- Direction -
Write out the whole listing again, exactly.

- Task material -
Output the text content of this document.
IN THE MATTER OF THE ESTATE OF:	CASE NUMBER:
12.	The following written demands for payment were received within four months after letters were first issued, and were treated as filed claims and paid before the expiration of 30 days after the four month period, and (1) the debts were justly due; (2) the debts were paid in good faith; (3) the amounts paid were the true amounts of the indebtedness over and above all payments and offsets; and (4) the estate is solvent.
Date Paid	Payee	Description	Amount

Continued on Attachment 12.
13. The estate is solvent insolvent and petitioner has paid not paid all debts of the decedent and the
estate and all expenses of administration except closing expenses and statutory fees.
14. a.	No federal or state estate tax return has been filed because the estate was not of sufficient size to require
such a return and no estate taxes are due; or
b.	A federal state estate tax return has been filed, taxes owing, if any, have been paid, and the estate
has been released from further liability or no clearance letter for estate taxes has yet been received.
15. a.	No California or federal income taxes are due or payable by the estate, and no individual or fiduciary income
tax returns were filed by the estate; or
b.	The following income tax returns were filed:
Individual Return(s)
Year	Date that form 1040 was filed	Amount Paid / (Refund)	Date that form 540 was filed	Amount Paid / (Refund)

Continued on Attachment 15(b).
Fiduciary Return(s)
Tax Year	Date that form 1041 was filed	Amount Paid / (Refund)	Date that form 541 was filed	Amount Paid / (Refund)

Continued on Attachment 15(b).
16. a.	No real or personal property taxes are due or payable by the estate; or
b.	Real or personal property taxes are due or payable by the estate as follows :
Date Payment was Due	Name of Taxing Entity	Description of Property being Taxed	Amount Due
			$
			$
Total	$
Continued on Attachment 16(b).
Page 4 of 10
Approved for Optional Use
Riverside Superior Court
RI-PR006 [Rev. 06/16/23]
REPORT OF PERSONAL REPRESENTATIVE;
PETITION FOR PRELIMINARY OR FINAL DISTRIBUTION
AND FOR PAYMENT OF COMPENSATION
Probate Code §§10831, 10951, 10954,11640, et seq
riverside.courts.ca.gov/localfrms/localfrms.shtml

- Task output -
Output the text content of this document.
IN THE MATTER OF THE ESTATE OF:	CASE NUMBER:
12.	The following written demands for payment were received within four months after letters were first issued, and were treated as filed claims and paid before the expiration of 30 days after the four month period, and (1) the debts were justly due; (2) the debts were paid in good faith; (3) the amounts paid were the true amounts of the indebtedness over and above all payments and offsets; and (4) the estate is solvent.
Date Paid	Payee	Description	Amount

Continued on Attachment 12.
13. The estate is solvent insolvent and petitioner has paid not paid all debts of the decedent and the
estate and all expenses of administration except closing expenses and statutory fees.
14. a.	No federal or state estate tax return has been filed because the estate was not of sufficient size to require
such a return and no estate taxes are due; or
b.	A federal state estate tax return has been filed, taxes owing, if any, have been paid, and the estate
has been released from further liability or no clearance letter for estate taxes has yet been received.
15. a.	No California or federal income taxes are due or payable by the estate, and no individual or fiduciary income
tax returns were filed by the estate; or
b.	The following income tax returns were filed:
Individual Return(s)
Year	Date that form 1040 was filed	Amount Paid / (Refund)	Date that form 540 was filed	Amount Paid / (Refund)

Continued on Attachment 15(b).
Fiduciary Return(s)
Tax Year	Date that form 1041 was filed	Amount Paid / (Refund)	Date that form 541 was filed	Amount Paid / (Refund)

Continued on Attachment 15(b).
16. a.	No real or personal property taxes are due or payable by the estate; or
b.	Real or personal property taxes are due or payable by the estate as follows :
Date Payment was Due	Name of Taxing Entity	Description of Property being Taxed	Amount Due
			$
			$
Total	$
Continued on Attachment 16(b).
Page 4 of 10
Approved for Optional Use
Riverside Superior Court
RI-PR006 [Rev. 06/16/23]
REPORT OF PERSONAL REPRESENTATIVE;
PETITION FOR PRELIMINARY OR FINAL DISTRIBUTION
AND FOR PAYMENT OF COMPENSATION
Probate Code §§10831, 10951, 10954,11640, et seq
riverside.courts.ca.gov/localfrms/localfrms.shtml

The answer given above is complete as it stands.